--- Begin Entries shown ---
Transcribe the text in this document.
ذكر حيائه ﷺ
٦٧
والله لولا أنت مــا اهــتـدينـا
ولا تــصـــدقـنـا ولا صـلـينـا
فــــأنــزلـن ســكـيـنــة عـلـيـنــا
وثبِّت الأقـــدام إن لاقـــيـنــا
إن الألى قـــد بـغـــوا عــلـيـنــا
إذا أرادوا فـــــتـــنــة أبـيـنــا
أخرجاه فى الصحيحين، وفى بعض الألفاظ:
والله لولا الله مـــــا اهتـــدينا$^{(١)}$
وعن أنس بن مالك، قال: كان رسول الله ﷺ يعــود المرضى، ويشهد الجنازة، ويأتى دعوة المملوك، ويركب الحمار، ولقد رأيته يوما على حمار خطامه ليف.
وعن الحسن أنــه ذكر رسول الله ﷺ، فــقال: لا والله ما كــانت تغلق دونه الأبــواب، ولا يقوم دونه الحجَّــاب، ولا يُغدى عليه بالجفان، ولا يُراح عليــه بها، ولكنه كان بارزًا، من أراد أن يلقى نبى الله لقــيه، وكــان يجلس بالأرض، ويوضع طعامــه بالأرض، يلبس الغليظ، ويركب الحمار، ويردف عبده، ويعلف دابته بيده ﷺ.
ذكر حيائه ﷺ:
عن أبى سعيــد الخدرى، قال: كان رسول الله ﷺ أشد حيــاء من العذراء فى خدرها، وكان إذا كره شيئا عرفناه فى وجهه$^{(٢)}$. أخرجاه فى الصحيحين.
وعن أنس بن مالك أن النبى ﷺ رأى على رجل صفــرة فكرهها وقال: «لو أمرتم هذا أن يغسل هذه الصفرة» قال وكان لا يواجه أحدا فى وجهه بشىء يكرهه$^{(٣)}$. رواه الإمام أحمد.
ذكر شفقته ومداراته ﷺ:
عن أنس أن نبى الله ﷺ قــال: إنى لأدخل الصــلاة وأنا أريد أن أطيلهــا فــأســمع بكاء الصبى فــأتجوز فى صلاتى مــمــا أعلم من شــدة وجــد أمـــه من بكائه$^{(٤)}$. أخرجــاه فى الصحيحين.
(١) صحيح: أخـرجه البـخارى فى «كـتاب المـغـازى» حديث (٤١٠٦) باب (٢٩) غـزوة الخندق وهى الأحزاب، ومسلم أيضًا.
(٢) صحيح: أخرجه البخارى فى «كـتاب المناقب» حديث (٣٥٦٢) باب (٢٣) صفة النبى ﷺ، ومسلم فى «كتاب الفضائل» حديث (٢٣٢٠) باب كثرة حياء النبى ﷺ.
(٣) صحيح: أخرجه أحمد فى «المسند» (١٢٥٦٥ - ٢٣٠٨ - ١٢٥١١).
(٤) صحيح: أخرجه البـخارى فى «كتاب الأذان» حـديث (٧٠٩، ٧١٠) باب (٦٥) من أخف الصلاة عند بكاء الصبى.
--- End Entries shown ---
(The request): Copy every line of the records word for word.

(Result of this exercise):
Transcribe the text in this document.
ذكر حيائه ﷺ
٦٧
والله لولا أنت مــا اهــتـدينـا
ولا تــصـــدقـنـا ولا صـلـينـا
فــــأنــزلـن ســكـيـنــة عـلـيـنــا
وثبِّت الأقـــدام إن لاقـــيـنــا
إن الألى قـــد بـغـــوا عــلـيـنــا
إذا أرادوا فـــــتـــنــة أبـيـنــا
أخرجاه فى الصحيحين، وفى بعض الألفاظ:
والله لولا الله مـــــا اهتـــدينا$^{(١)}$
وعن أنس بن مالك، قال: كان رسول الله ﷺ يعــود المرضى، ويشهد الجنازة، ويأتى دعوة المملوك، ويركب الحمار، ولقد رأيته يوما على حمار خطامه ليف.
وعن الحسن أنــه ذكر رسول الله ﷺ، فــقال: لا والله ما كــانت تغلق دونه الأبــواب، ولا يقوم دونه الحجَّــاب، ولا يُغدى عليه بالجفان، ولا يُراح عليــه بها، ولكنه كان بارزًا، من أراد أن يلقى نبى الله لقــيه، وكــان يجلس بالأرض، ويوضع طعامــه بالأرض، يلبس الغليظ، ويركب الحمار، ويردف عبده، ويعلف دابته بيده ﷺ.
ذكر حيائه ﷺ:
عن أبى سعيــد الخدرى، قال: كان رسول الله ﷺ أشد حيــاء من العذراء فى خدرها، وكان إذا كره شيئا عرفناه فى وجهه$^{(٢)}$. أخرجاه فى الصحيحين.
وعن أنس بن مالك أن النبى ﷺ رأى على رجل صفــرة فكرهها وقال: «لو أمرتم هذا أن يغسل هذه الصفرة» قال وكان لا يواجه أحدا فى وجهه بشىء يكرهه$^{(٣)}$. رواه الإمام أحمد.
ذكر شفقته ومداراته ﷺ:
عن أنس أن نبى الله ﷺ قــال: إنى لأدخل الصــلاة وأنا أريد أن أطيلهــا فــأســمع بكاء الصبى فــأتجوز فى صلاتى مــمــا أعلم من شــدة وجــد أمـــه من بكائه$^{(٤)}$. أخرجــاه فى الصحيحين.
(١) صحيح: أخـرجه البـخارى فى «كـتاب المـغـازى» حديث (٤١٠٦) باب (٢٩) غـزوة الخندق وهى الأحزاب، ومسلم أيضًا.
(٢) صحيح: أخرجه البخارى فى «كـتاب المناقب» حديث (٣٥٦٢) باب (٢٣) صفة النبى ﷺ، ومسلم فى «كتاب الفضائل» حديث (٢٣٢٠) باب كثرة حياء النبى ﷺ.
(٣) صحيح: أخرجه أحمد فى «المسند» (١٢٥٦٥ - ٢٣٠٨ - ١٢٥١١).
(٤) صحيح: أخرجه البـخارى فى «كتاب الأذان» حـديث (٧٠٩، ٧١٠) باب (٦٥) من أخف الصلاة عند بكاء الصبى.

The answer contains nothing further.